--- begin The data ---

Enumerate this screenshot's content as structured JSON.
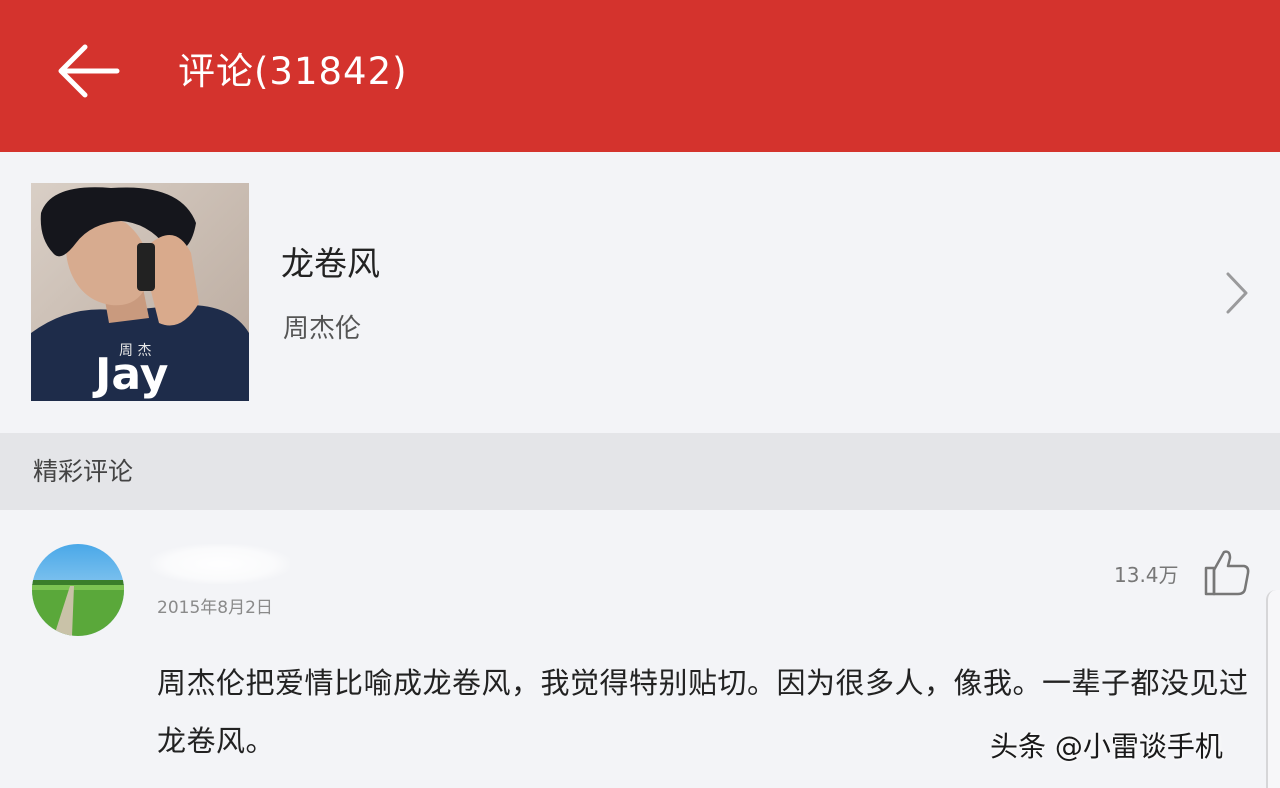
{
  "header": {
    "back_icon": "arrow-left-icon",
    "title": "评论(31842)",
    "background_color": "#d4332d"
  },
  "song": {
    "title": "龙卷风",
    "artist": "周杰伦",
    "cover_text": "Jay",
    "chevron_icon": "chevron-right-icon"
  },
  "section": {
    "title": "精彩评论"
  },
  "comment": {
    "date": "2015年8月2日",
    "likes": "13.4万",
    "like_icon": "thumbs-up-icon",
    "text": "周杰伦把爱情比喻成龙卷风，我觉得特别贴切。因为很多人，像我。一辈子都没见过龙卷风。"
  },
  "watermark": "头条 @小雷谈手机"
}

--- end The data ---
--- begin The data ---

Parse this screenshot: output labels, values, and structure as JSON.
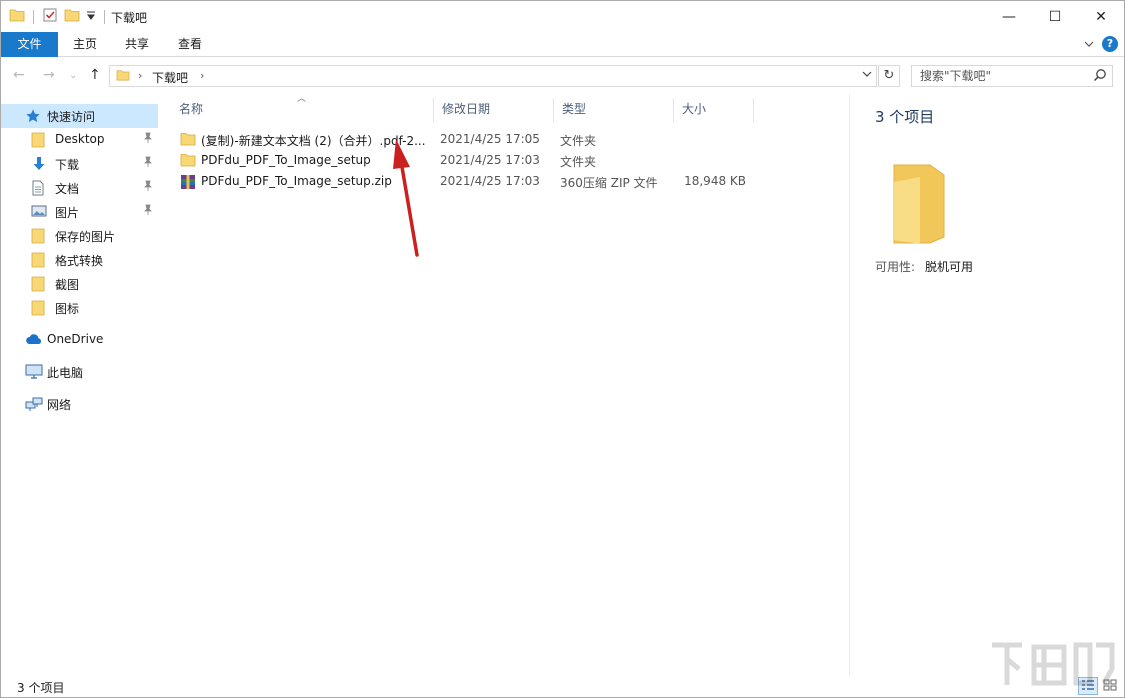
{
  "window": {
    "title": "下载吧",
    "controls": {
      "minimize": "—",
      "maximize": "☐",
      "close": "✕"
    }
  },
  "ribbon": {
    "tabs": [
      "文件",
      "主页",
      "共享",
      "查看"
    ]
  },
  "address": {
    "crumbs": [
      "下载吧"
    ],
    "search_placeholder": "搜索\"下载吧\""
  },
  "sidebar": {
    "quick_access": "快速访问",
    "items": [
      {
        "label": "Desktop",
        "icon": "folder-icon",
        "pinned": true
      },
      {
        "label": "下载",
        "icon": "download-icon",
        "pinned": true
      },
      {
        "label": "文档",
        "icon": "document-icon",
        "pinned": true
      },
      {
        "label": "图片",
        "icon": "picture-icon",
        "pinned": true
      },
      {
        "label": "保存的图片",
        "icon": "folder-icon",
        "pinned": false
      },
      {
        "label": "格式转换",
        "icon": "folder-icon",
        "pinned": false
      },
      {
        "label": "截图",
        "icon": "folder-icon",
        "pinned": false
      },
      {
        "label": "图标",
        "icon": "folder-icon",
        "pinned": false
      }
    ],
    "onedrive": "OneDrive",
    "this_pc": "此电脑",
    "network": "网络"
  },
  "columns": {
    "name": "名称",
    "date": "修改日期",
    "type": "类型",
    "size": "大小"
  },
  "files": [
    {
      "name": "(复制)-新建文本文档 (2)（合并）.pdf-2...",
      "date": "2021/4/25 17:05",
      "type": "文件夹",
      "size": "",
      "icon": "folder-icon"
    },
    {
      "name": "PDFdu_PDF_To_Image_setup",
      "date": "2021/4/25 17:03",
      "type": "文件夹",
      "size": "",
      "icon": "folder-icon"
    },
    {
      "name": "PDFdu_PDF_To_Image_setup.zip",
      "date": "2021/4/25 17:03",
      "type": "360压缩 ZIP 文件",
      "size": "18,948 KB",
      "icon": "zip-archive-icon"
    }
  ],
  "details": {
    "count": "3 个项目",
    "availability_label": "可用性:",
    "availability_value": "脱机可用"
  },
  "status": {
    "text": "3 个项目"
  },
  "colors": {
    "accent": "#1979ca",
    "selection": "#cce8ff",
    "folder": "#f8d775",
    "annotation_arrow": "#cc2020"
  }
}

--- end The data ---

Do this
Reproduce every line of the listing above in which the string "date" appears.

Solution
    "date": "2015年8月2日",
    "date": "修改日期",
      "date": "2021/4/25 17:05",
      "date": "2021/4/25 17:03",
      "date": "2021/4/25 17:03",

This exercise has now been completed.